═════ Provided material
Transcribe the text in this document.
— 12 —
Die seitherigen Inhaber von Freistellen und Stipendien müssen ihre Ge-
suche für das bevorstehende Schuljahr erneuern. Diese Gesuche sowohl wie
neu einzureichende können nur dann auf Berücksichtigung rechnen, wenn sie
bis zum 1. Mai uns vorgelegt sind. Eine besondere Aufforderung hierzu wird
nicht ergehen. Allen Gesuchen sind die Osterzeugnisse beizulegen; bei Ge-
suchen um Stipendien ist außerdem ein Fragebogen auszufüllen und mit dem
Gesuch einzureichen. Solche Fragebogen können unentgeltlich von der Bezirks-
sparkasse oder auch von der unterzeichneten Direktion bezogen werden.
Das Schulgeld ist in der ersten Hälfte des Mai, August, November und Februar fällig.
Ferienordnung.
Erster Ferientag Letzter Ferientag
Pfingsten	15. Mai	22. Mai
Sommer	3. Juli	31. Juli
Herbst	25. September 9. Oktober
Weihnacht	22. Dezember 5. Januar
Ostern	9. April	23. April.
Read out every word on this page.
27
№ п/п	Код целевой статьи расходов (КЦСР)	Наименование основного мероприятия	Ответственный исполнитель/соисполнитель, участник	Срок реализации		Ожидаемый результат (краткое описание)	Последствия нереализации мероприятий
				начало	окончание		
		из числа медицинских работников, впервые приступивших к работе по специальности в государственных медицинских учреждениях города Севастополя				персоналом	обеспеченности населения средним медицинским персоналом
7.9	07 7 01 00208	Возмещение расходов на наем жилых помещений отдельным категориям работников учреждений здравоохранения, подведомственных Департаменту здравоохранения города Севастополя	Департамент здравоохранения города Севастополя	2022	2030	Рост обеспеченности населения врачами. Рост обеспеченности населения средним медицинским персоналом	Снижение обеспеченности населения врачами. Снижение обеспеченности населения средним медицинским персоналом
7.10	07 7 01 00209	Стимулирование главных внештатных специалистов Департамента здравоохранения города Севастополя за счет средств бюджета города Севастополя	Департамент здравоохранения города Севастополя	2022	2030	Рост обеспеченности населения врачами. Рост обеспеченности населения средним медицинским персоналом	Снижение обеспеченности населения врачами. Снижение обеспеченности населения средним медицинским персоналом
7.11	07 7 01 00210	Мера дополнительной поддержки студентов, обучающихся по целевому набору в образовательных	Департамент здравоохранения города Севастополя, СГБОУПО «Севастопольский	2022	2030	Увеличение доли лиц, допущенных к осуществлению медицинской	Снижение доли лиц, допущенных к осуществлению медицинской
══════════
* [Task directions] All lines above containing the string "können" are to be collected.

* [Full answer]
neu einzureichende können nur dann auf Berücksichtigung rechnen, wenn sie
Gesuch einzureichen. Solche Fragebogen können unentgeltlich von der Bezirks-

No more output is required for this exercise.